- **YOUR INSTRUCTIONS**
Give only the number of lines in the records that include the string "name".
===============
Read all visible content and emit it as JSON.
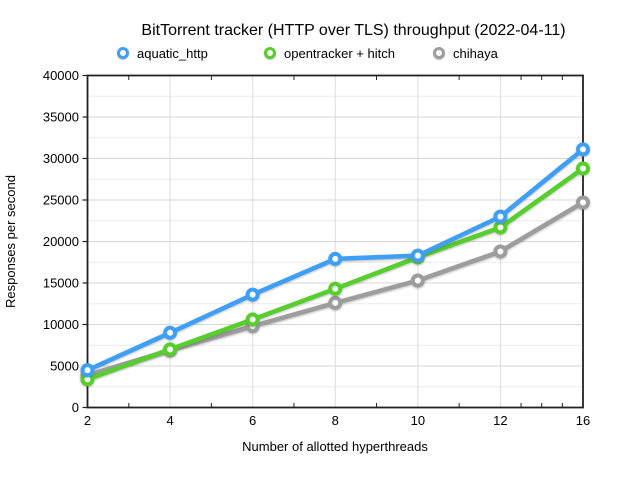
{
  "title": "BitTorrent tracker (HTTP over TLS) throughput (2022-04-11)",
  "chart_data": {
    "type": "line",
    "title": "BitTorrent tracker (HTTP over TLS) throughput (2022-04-11)",
    "xlabel": "Number of allotted hyperthreads",
    "ylabel": "Responses per second",
    "categories": [
      2,
      4,
      6,
      8,
      10,
      12,
      16
    ],
    "series": [
      {
        "name": "aquatic_http",
        "color": "#3e9ff6",
        "values": [
          4500,
          9000,
          13600,
          17900,
          18300,
          23000,
          31100
        ]
      },
      {
        "name": "opentracker + hitch",
        "color": "#56ce2b",
        "values": [
          3400,
          7000,
          10600,
          14300,
          18100,
          21700,
          28800
        ]
      },
      {
        "name": "chihaya",
        "color": "#9d9d9d",
        "values": [
          3900,
          6900,
          9800,
          12600,
          15300,
          18800,
          24700
        ]
      }
    ],
    "ylim": [
      0,
      40000
    ],
    "y_ticks": [
      0,
      5000,
      10000,
      15000,
      20000,
      25000,
      30000,
      35000,
      40000
    ],
    "y_minor_step": 2500,
    "grid": true,
    "legend_position": "top",
    "marker": "ring",
    "style": {
      "frame_color": "#222222",
      "major_grid_color": "#d7d7d7",
      "minor_grid_color": "#ebebeb",
      "vertical_grid_color": "#dedede"
    }
  }
}
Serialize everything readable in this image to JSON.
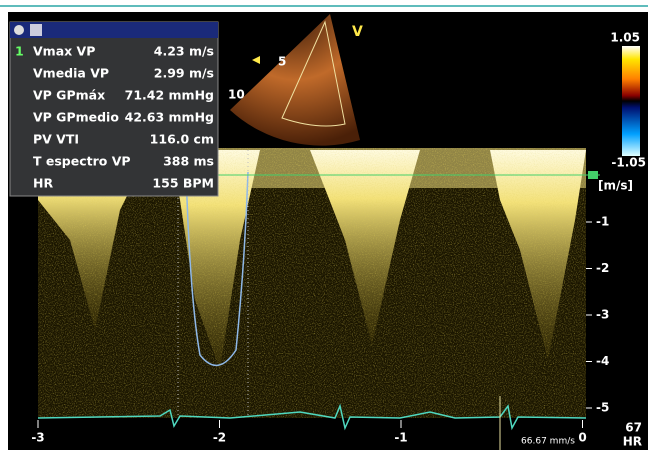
{
  "panel": {
    "index": "1",
    "rows": [
      {
        "label": "Vmax VP",
        "value": "4.23 m/s"
      },
      {
        "label": "Vmedia VP",
        "value": "2.99 m/s"
      },
      {
        "label": "VP GPmáx",
        "value": "71.42 mmHg"
      },
      {
        "label": "VP GPmedio",
        "value": "42.63 mmHg"
      },
      {
        "label": "PV VTI",
        "value": "116.0 cm"
      },
      {
        "label": "T espectro VP",
        "value": "388 ms"
      },
      {
        "label": "HR",
        "value": "155 BPM"
      }
    ]
  },
  "sector": {
    "view": "V",
    "depth_marks": [
      "5",
      "10"
    ]
  },
  "color_bar": {
    "max": "1.05",
    "min": "-1.05"
  },
  "velocity_axis": {
    "unit": "[m/s]",
    "ticks": [
      "-1",
      "-2",
      "-3",
      "-4",
      "-5"
    ]
  },
  "time_axis": {
    "ticks": [
      "-3",
      "-2",
      "-1",
      "0"
    ],
    "sweep": "66.67 mm/s"
  },
  "heart_rate": {
    "value": "67",
    "unit": "HR"
  }
}
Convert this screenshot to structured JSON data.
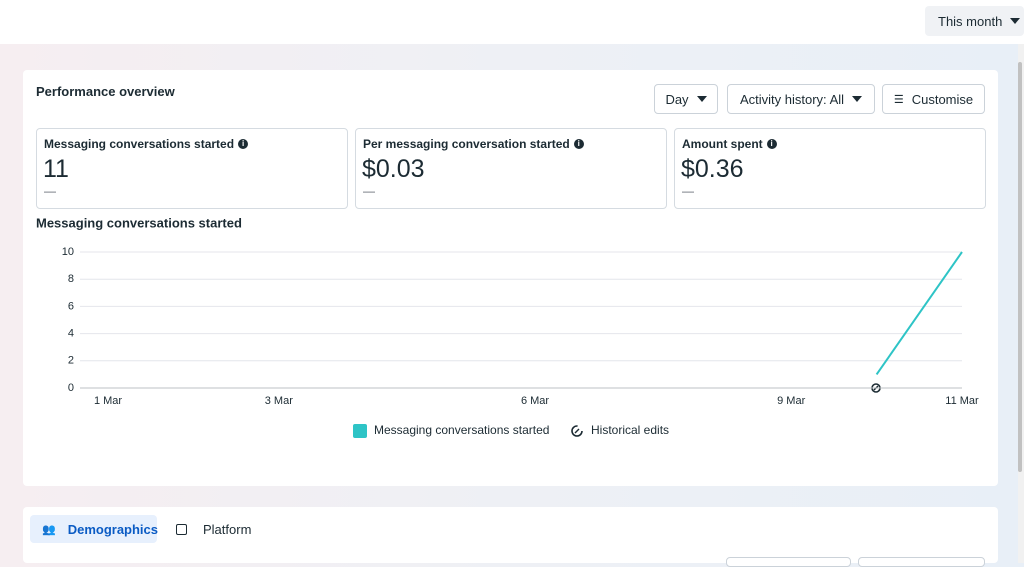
{
  "header": {
    "period_button": "This month"
  },
  "panel": {
    "title": "Performance overview",
    "buttons": [
      "Day",
      "Activity history: All",
      "Customise"
    ]
  },
  "metrics": [
    {
      "label": "Messaging conversations started",
      "value": "11",
      "change": "—"
    },
    {
      "label": "Per messaging conversation started",
      "value": "$0.03",
      "change": "—"
    },
    {
      "label": "Amount spent",
      "value": "$0.36",
      "change": "—"
    }
  ],
  "chart_data": {
    "type": "line",
    "title": "Messaging conversations started",
    "categories": [
      "1 Mar",
      null,
      "3 Mar",
      null,
      null,
      "6 Mar",
      null,
      null,
      "9 Mar",
      null,
      "11 Mar"
    ],
    "series": [
      {
        "name": "Messaging conversations started",
        "color": "#2ec4c6",
        "values": [
          null,
          null,
          null,
          null,
          null,
          null,
          null,
          null,
          null,
          1,
          10
        ]
      }
    ],
    "ylim": [
      0,
      10
    ],
    "yticks": [
      0,
      2,
      4,
      6,
      8,
      10
    ],
    "grid": true,
    "historical_edits_label": "Historical edits"
  },
  "tabs": [
    "Demographics",
    "Platform"
  ]
}
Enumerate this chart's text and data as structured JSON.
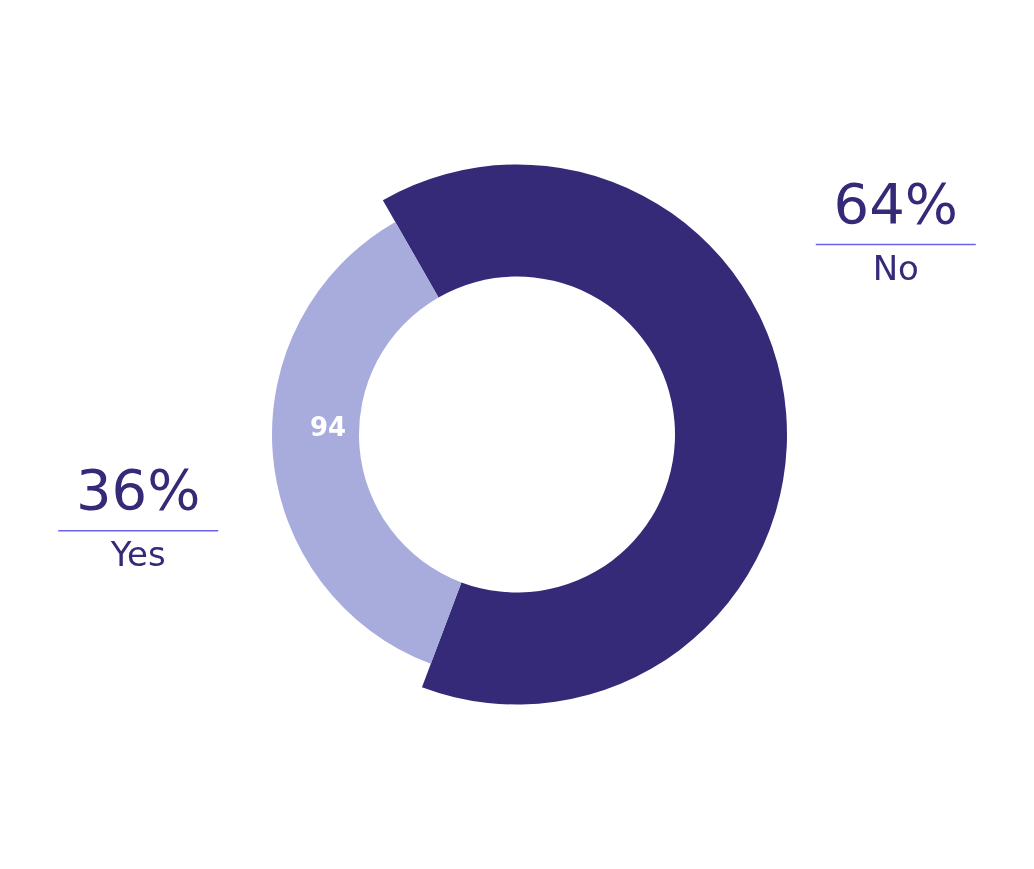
{
  "chart_data": {
    "type": "donut",
    "categories": [
      "No",
      "Yes"
    ],
    "values": [
      64,
      36
    ],
    "colors": [
      "#342a78",
      "#a8acdc"
    ],
    "value_labels": [
      "64%",
      "36%"
    ],
    "annotations": [
      "94"
    ]
  }
}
===============
- **THE RESPONSE**
4